** Source data **

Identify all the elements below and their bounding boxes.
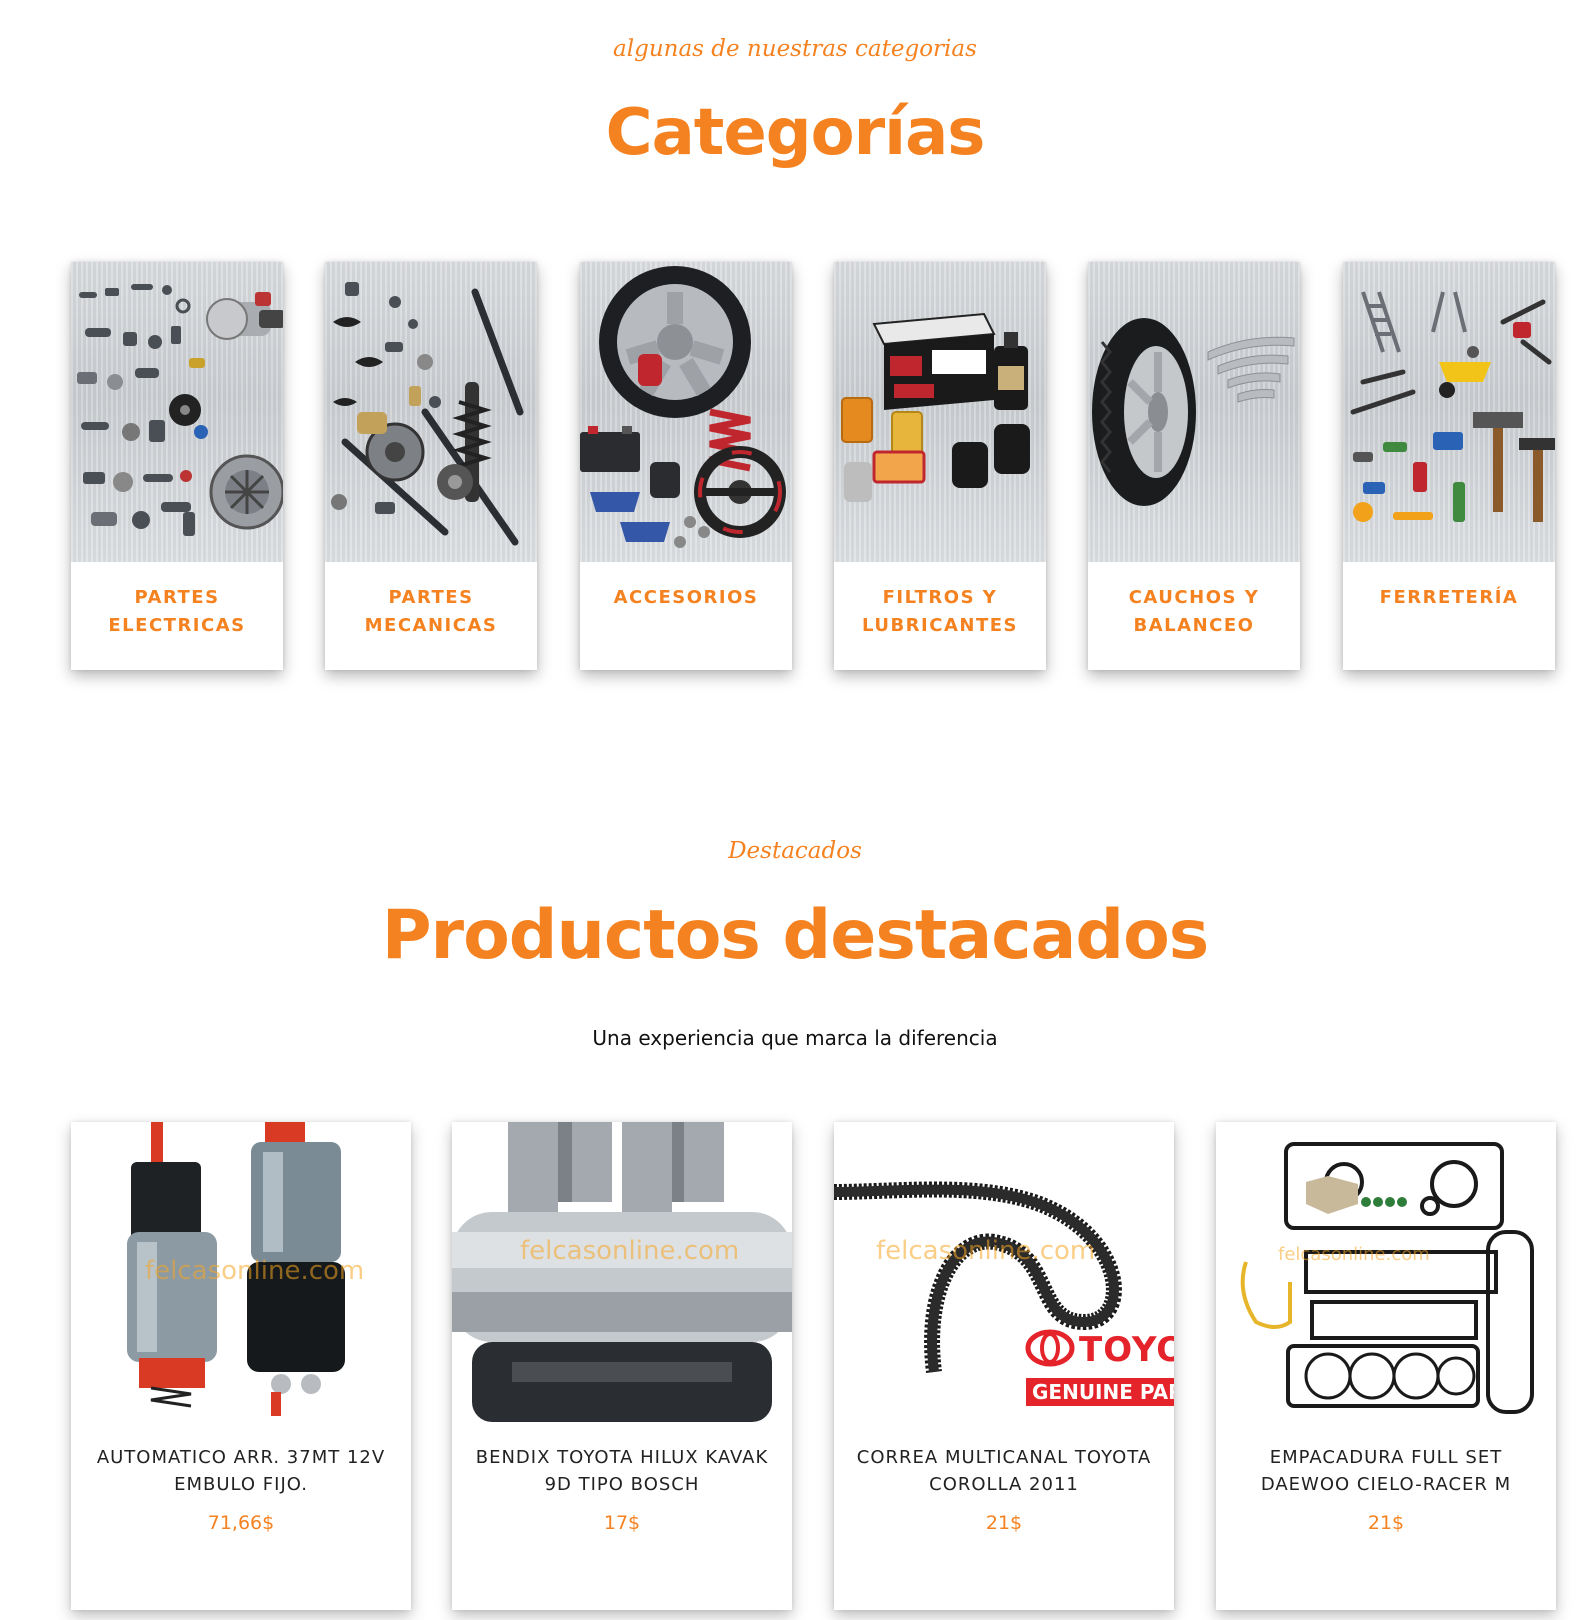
toyota-brand-text: TOYO [1079, 1330, 1174, 1370]
accessories-image[interactable] [580, 262, 792, 562]
genuine-parts-text: GENUINE PAR [1032, 1380, 1174, 1404]
category-card-cauchos-balanceo[interactable]: CAUCHOS Y BALANCEO [1088, 262, 1300, 670]
product-name[interactable]: AUTOMATICO ARR. 37MT 12V EMBULO FIJO. [85, 1444, 397, 1498]
categories-grid: PARTES ELECTRICAS PARTES MECANICAS ACCES… [71, 262, 1556, 670]
category-label[interactable]: FERRETERÍA [1351, 584, 1547, 612]
category-label[interactable]: FILTROS Y LUBRICANTES [842, 584, 1038, 640]
product-image-timing-belt[interactable]: TOYO GENUINE PAR felcasonline.com [834, 1122, 1174, 1422]
watermark-text: felcasonline.com [876, 1236, 1096, 1266]
category-card-accesorios[interactable]: ACCESORIOS [580, 262, 792, 670]
hardware-tools-image[interactable] [1343, 262, 1555, 562]
featured-title: Productos destacados [381, 896, 1210, 975]
category-label[interactable]: PARTES MECANICAS [333, 584, 529, 640]
mechanical-parts-image[interactable] [325, 262, 537, 562]
category-card-ferreteria[interactable]: FERRETERÍA [1343, 262, 1555, 670]
product-card[interactable]: felcasonline.com BENDIX TOYOTA HILUX KAV… [452, 1122, 792, 1610]
tires-balancing-image[interactable] [1088, 262, 1300, 562]
category-label[interactable]: CAUCHOS Y BALANCEO [1096, 584, 1292, 640]
featured-subtitle: Una experiencia que marca la diferencia [592, 1026, 998, 1050]
category-card-filtros-lubricantes[interactable]: FILTROS Y LUBRICANTES [834, 262, 1046, 670]
product-image-bendix[interactable]: felcasonline.com [452, 1122, 792, 1422]
categories-eyebrow: algunas de nuestras categorias [613, 36, 977, 62]
product-card[interactable]: felcasonline.com AUTOMATICO ARR. 37MT 12… [71, 1122, 411, 1610]
featured-eyebrow: Destacados [728, 838, 862, 864]
product-card[interactable]: TOYO GENUINE PAR felcasonline.com CORREA… [834, 1122, 1174, 1610]
product-price: 71,66$ [207, 1512, 275, 1534]
product-image-gasket-set[interactable]: felcasonline.com [1216, 1122, 1556, 1422]
category-card-partes-mecanicas[interactable]: PARTES MECANICAS [325, 262, 537, 670]
filters-lubricants-image[interactable] [834, 262, 1046, 562]
product-card[interactable]: felcasonline.com EMPACADURA FULL SET DAE… [1216, 1122, 1556, 1610]
product-name[interactable]: EMPACADURA FULL SET DAEWOO CIELO-RACER M [1230, 1444, 1542, 1498]
product-name[interactable]: CORREA MULTICANAL TOYOTA COROLLA 2011 [848, 1444, 1160, 1498]
category-label[interactable]: ACCESORIOS [588, 584, 784, 612]
product-name[interactable]: BENDIX TOYOTA HILUX KAVAK 9D TIPO BOSCH [466, 1444, 778, 1498]
product-price: 21$ [985, 1512, 1023, 1534]
watermark-text: felcasonline.com [520, 1236, 740, 1266]
product-price: 21$ [1367, 1512, 1405, 1534]
watermark-text: felcasonline.com [1278, 1244, 1430, 1265]
product-image-solenoid[interactable]: felcasonline.com [71, 1122, 411, 1422]
product-price: 17$ [603, 1512, 641, 1534]
featured-products-grid: felcasonline.com AUTOMATICO ARR. 37MT 12… [71, 1122, 1556, 1610]
electrical-parts-image[interactable] [71, 262, 283, 562]
watermark-text: felcasonline.com [145, 1256, 365, 1286]
category-card-partes-electricas[interactable]: PARTES ELECTRICAS [71, 262, 283, 670]
categories-title: Categorías [605, 96, 986, 170]
category-label[interactable]: PARTES ELECTRICAS [79, 584, 275, 640]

** Goal of the exercise **
Copy every one of the lines above word for word, leaving out the picture.

** Solution **
Identify all the elements below and their bounding boxes.
toyota-brand-text: TOYO [1079, 1330, 1174, 1370]
accessories-image[interactable] [580, 262, 792, 562]
genuine-parts-text: GENUINE PAR [1032, 1380, 1174, 1404]
category-card-cauchos-balanceo[interactable]: CAUCHOS Y BALANCEO [1088, 262, 1300, 670]
product-name[interactable]: AUTOMATICO ARR. 37MT 12V EMBULO FIJO. [85, 1444, 397, 1498]
categories-grid: PARTES ELECTRICAS PARTES MECANICAS ACCES… [71, 262, 1556, 670]
category-label[interactable]: FERRETERÍA [1351, 584, 1547, 612]
category-label[interactable]: FILTROS Y LUBRICANTES [842, 584, 1038, 640]
product-image-timing-belt[interactable]: TOYO GENUINE PAR felcasonline.com [834, 1122, 1174, 1422]
watermark-text: felcasonline.com [876, 1236, 1096, 1266]
category-card-accesorios[interactable]: ACCESORIOS [580, 262, 792, 670]
hardware-tools-image[interactable] [1343, 262, 1555, 562]
featured-title: Productos destacados [381, 896, 1210, 975]
category-label[interactable]: PARTES MECANICAS [333, 584, 529, 640]
mechanical-parts-image[interactable] [325, 262, 537, 562]
category-card-ferreteria[interactable]: FERRETERÍA [1343, 262, 1555, 670]
product-card[interactable]: felcasonline.com BENDIX TOYOTA HILUX KAV… [452, 1122, 792, 1610]
tires-balancing-image[interactable] [1088, 262, 1300, 562]
category-label[interactable]: CAUCHOS Y BALANCEO [1096, 584, 1292, 640]
featured-subtitle: Una experiencia que marca la diferencia [592, 1026, 998, 1050]
category-card-filtros-lubricantes[interactable]: FILTROS Y LUBRICANTES [834, 262, 1046, 670]
product-image-bendix[interactable]: felcasonline.com [452, 1122, 792, 1422]
categories-eyebrow: algunas de nuestras categorias [613, 36, 977, 62]
product-card[interactable]: felcasonline.com AUTOMATICO ARR. 37MT 12… [71, 1122, 411, 1610]
featured-eyebrow: Destacados [728, 838, 862, 864]
product-card[interactable]: TOYO GENUINE PAR felcasonline.com CORREA… [834, 1122, 1174, 1610]
product-price: 71,66$ [207, 1512, 275, 1534]
product-image-gasket-set[interactable]: felcasonline.com [1216, 1122, 1556, 1422]
category-card-partes-mecanicas[interactable]: PARTES MECANICAS [325, 262, 537, 670]
filters-lubricants-image[interactable] [834, 262, 1046, 562]
product-card[interactable]: felcasonline.com EMPACADURA FULL SET DAE… [1216, 1122, 1556, 1610]
product-name[interactable]: EMPACADURA FULL SET DAEWOO CIELO-RACER M [1230, 1444, 1542, 1498]
product-name[interactable]: CORREA MULTICANAL TOYOTA COROLLA 2011 [848, 1444, 1160, 1498]
category-label[interactable]: ACCESORIOS [588, 584, 784, 612]
product-name[interactable]: BENDIX TOYOTA HILUX KAVAK 9D TIPO BOSCH [466, 1444, 778, 1498]
product-price: 21$ [985, 1512, 1023, 1534]
watermark-text: felcasonline.com [520, 1236, 740, 1266]
product-price: 21$ [1367, 1512, 1405, 1534]
watermark-text: felcasonline.com [1278, 1244, 1430, 1265]
product-image-solenoid[interactable]: felcasonline.com [71, 1122, 411, 1422]
product-price: 17$ [603, 1512, 641, 1534]
featured-products-grid: felcasonline.com AUTOMATICO ARR. 37MT 12… [71, 1122, 1556, 1610]
electrical-parts-image[interactable] [71, 262, 283, 562]
watermark-text: felcasonline.com [145, 1256, 365, 1286]
category-card-partes-electricas[interactable]: PARTES ELECTRICAS [71, 262, 283, 670]
categories-title: Categorías [605, 96, 986, 170]
category-label[interactable]: PARTES ELECTRICAS [79, 584, 275, 640]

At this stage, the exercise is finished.